[Entries with figure data]

-----

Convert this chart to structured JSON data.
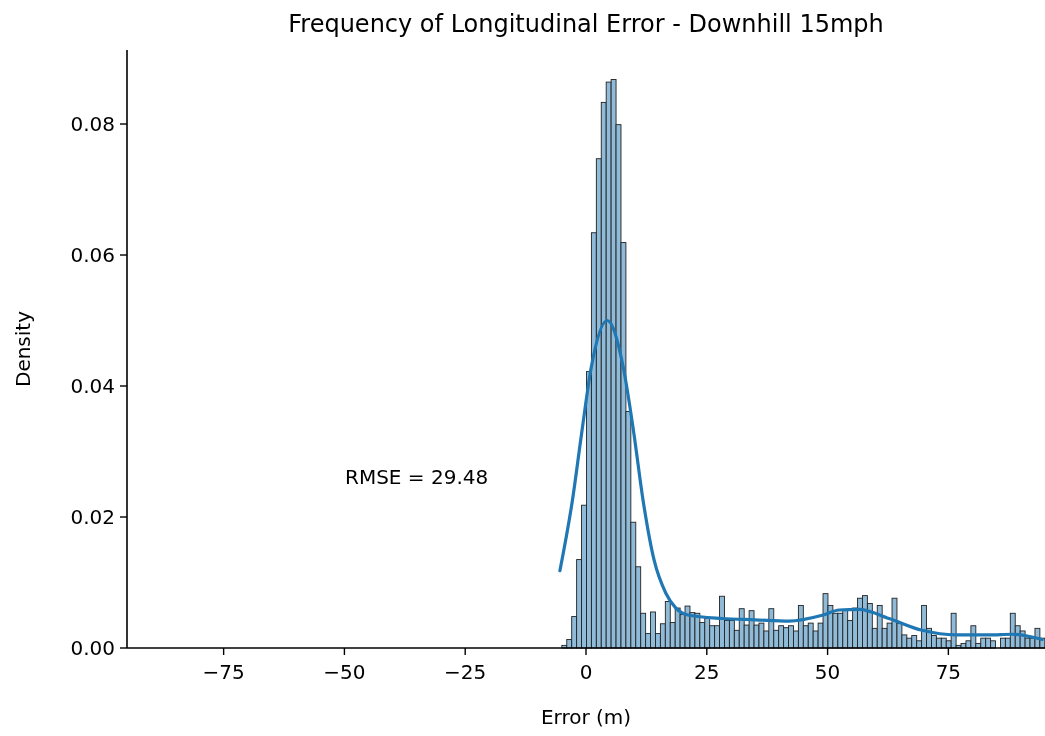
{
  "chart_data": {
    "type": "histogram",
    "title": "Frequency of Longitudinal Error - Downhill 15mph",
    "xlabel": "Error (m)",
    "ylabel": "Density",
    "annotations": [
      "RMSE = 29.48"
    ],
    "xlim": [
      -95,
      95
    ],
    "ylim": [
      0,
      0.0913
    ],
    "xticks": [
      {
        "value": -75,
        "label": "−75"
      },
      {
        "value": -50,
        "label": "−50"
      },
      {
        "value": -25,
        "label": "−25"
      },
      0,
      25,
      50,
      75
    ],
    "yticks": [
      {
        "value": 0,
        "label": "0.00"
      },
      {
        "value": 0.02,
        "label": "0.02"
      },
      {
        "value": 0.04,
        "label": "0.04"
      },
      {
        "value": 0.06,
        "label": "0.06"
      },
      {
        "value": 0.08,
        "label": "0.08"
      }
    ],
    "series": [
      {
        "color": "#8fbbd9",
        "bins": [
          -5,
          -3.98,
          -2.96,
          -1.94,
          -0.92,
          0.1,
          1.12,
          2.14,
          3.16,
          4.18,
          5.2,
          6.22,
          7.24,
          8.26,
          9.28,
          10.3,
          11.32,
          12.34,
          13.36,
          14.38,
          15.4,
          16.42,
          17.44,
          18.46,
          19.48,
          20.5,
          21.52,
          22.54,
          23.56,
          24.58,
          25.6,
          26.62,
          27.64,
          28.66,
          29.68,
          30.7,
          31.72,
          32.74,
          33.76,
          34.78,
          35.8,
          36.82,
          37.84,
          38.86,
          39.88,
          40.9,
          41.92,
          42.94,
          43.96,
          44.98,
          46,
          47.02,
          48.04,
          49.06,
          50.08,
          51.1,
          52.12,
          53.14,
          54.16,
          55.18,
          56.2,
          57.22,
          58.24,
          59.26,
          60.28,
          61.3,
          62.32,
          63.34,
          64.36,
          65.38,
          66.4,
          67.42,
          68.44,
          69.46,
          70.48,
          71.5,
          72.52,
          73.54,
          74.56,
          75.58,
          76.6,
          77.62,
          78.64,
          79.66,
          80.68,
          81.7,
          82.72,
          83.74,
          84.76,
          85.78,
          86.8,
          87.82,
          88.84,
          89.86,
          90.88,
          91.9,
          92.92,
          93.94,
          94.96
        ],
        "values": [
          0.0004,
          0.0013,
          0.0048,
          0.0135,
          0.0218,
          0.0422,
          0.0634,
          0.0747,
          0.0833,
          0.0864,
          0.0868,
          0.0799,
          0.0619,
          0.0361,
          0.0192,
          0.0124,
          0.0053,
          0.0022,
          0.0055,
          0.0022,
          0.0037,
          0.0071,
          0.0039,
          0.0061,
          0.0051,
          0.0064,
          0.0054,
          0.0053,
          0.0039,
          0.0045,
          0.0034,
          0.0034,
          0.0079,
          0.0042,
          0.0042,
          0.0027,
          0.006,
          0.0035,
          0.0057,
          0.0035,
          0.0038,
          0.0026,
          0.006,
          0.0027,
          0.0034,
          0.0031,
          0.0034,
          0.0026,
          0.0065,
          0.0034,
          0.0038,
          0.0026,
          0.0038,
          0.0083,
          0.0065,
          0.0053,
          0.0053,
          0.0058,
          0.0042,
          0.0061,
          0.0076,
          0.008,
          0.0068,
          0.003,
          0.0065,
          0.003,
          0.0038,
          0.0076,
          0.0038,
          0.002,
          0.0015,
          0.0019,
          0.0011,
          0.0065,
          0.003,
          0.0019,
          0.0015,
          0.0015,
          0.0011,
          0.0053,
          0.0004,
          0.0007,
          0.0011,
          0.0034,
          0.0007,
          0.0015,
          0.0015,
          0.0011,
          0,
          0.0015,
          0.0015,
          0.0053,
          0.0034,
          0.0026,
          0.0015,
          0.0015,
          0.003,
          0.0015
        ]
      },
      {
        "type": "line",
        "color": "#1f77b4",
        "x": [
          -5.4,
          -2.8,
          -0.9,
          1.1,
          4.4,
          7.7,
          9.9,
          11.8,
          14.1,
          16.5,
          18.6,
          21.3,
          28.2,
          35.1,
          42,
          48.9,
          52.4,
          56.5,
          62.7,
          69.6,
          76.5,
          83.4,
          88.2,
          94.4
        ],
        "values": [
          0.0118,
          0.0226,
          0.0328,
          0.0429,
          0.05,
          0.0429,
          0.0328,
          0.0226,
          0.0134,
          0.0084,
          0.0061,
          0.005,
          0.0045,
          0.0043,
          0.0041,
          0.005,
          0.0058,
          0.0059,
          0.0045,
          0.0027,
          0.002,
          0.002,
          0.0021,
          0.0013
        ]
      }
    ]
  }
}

-----

Show every line where the string "Error" appears.

    "title": "Frequency of Longitudinal Error - Downhill 15mph",
    "xlabel": "Error (m)",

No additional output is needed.